Task objective:
Present each line of the entries below that holds the word "this".

Entries:
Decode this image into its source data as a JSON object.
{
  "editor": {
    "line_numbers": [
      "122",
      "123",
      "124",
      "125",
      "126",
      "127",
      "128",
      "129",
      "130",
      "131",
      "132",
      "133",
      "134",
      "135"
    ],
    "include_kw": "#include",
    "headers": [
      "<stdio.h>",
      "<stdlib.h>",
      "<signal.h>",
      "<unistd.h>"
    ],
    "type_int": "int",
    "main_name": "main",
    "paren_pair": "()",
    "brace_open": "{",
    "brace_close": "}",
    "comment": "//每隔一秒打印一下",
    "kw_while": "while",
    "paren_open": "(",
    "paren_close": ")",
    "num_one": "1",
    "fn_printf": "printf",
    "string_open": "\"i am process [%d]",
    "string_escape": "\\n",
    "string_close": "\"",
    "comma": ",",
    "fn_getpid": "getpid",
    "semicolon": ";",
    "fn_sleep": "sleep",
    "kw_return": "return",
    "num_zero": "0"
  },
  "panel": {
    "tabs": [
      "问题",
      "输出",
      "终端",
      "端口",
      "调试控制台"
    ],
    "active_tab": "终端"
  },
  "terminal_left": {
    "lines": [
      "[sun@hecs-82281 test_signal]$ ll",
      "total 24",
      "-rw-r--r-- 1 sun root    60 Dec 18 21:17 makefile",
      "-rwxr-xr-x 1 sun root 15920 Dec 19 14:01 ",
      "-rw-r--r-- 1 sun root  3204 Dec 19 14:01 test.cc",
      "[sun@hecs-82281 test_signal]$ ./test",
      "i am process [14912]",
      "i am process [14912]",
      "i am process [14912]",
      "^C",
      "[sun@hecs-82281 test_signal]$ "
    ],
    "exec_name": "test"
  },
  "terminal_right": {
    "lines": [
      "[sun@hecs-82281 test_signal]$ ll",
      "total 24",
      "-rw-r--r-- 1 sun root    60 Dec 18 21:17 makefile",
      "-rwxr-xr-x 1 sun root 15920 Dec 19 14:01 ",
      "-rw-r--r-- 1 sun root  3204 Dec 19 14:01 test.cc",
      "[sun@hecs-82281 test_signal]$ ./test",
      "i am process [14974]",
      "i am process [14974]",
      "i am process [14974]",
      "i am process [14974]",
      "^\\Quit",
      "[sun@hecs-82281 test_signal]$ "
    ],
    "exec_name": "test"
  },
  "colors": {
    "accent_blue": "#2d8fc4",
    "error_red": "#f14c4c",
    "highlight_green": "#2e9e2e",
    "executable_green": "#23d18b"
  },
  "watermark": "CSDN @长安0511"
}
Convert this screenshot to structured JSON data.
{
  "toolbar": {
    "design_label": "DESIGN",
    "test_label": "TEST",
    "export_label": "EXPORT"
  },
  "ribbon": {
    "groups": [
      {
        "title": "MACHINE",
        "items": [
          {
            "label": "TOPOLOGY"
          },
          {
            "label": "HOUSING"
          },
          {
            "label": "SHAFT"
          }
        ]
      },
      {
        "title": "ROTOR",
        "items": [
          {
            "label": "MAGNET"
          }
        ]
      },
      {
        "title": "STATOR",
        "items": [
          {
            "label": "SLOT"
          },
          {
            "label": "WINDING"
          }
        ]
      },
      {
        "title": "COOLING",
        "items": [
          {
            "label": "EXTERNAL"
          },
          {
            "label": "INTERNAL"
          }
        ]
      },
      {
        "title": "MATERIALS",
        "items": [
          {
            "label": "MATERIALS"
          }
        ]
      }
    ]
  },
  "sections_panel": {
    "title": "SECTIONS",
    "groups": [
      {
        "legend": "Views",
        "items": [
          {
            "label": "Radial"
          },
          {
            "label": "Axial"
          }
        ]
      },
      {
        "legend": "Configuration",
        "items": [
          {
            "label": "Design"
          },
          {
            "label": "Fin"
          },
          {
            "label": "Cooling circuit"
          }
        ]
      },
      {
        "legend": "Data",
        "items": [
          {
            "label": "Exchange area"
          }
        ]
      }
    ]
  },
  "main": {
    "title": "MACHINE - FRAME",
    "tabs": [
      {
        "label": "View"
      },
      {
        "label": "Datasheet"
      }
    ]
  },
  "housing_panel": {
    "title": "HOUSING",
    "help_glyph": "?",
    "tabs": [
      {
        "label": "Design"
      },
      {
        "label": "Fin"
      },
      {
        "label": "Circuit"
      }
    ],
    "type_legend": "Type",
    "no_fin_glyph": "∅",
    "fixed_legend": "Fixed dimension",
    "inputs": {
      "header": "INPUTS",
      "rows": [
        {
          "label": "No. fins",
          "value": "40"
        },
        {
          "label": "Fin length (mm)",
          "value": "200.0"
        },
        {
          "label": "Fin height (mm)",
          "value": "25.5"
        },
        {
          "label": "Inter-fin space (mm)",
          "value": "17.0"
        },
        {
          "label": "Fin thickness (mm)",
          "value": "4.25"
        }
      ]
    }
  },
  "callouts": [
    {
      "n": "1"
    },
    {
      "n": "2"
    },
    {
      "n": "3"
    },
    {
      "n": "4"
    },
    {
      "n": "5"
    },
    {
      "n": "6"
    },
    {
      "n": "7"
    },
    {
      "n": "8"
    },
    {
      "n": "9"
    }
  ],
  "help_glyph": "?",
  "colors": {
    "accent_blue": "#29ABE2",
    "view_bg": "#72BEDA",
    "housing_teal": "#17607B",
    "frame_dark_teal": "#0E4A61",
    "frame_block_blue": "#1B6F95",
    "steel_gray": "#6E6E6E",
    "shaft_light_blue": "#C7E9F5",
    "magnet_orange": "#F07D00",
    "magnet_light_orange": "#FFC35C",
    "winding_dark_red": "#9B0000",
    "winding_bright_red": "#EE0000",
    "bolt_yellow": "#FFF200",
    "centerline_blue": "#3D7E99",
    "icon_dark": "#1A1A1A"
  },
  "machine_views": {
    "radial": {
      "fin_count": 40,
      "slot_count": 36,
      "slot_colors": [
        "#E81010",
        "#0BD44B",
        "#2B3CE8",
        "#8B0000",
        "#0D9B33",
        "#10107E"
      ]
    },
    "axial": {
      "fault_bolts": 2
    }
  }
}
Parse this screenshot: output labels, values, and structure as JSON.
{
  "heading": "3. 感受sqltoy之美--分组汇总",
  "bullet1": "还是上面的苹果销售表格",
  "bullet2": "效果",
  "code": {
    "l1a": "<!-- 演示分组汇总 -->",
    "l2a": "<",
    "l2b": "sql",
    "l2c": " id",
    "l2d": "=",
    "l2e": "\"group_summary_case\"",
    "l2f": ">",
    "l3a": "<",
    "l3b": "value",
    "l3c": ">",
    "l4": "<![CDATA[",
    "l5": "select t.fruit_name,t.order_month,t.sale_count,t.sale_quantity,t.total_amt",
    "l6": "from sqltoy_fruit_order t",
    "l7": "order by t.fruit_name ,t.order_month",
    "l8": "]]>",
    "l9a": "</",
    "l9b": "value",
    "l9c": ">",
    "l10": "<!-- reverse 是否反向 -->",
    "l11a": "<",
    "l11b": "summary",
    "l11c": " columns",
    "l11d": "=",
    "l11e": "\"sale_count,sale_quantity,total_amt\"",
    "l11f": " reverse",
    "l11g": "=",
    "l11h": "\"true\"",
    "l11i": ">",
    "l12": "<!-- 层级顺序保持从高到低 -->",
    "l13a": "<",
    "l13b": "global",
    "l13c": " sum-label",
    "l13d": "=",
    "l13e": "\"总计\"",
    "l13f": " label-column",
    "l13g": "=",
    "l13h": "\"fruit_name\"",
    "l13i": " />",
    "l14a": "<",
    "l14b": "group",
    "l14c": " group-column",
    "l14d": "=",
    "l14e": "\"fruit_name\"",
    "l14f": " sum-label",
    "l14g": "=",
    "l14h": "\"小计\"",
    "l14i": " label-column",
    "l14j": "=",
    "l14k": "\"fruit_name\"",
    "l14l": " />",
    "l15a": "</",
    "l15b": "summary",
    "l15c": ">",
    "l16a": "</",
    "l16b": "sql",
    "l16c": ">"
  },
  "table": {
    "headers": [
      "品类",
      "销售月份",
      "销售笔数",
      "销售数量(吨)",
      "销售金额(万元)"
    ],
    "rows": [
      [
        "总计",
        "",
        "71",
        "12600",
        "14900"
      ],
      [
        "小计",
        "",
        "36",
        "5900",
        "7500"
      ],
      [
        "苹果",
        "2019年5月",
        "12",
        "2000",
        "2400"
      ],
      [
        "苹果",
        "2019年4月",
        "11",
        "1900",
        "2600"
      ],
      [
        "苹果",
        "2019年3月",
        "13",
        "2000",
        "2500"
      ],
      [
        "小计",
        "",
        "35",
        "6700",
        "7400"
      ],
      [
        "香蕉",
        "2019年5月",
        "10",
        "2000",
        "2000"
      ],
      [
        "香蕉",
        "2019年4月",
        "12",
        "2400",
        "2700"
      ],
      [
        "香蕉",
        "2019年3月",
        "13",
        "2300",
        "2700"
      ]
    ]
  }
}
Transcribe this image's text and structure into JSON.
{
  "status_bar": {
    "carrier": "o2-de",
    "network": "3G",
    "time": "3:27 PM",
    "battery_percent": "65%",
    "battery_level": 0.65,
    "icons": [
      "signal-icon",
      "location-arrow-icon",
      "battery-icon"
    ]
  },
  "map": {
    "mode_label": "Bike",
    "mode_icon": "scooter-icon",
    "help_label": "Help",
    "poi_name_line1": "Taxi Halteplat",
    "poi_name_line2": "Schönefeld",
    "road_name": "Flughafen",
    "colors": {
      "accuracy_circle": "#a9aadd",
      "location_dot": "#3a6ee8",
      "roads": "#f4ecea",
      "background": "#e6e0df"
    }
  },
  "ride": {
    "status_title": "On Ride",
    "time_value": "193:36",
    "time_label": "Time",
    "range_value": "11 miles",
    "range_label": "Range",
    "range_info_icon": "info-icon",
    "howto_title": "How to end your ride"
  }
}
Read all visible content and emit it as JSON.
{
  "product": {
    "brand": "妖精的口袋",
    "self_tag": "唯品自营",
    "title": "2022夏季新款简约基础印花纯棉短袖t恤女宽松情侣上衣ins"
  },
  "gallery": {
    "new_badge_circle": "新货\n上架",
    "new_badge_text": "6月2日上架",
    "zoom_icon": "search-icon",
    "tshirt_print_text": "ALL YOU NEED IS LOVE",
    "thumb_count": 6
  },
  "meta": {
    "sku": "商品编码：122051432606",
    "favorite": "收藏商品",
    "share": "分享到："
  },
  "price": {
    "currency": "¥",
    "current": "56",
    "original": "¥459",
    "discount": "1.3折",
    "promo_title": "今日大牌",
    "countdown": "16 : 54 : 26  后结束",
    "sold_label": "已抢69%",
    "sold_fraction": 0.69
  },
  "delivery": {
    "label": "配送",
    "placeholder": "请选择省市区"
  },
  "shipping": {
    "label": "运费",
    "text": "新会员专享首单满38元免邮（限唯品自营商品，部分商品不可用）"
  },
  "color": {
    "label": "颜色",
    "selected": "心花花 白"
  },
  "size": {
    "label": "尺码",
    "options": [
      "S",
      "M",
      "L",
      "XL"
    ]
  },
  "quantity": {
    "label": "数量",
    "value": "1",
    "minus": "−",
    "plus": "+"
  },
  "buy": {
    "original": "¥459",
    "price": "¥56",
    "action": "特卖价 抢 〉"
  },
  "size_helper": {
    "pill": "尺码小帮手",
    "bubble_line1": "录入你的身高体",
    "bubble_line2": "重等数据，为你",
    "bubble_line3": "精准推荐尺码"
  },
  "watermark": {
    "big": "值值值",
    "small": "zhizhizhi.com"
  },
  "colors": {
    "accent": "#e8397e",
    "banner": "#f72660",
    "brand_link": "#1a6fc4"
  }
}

Result:
Decode this image into its source data as a JSON object.
Convert this screenshot to structured JSON data.
Parse this screenshot: output labels, values, and structure as JSON.
Transcribe this image's text and structure into JSON.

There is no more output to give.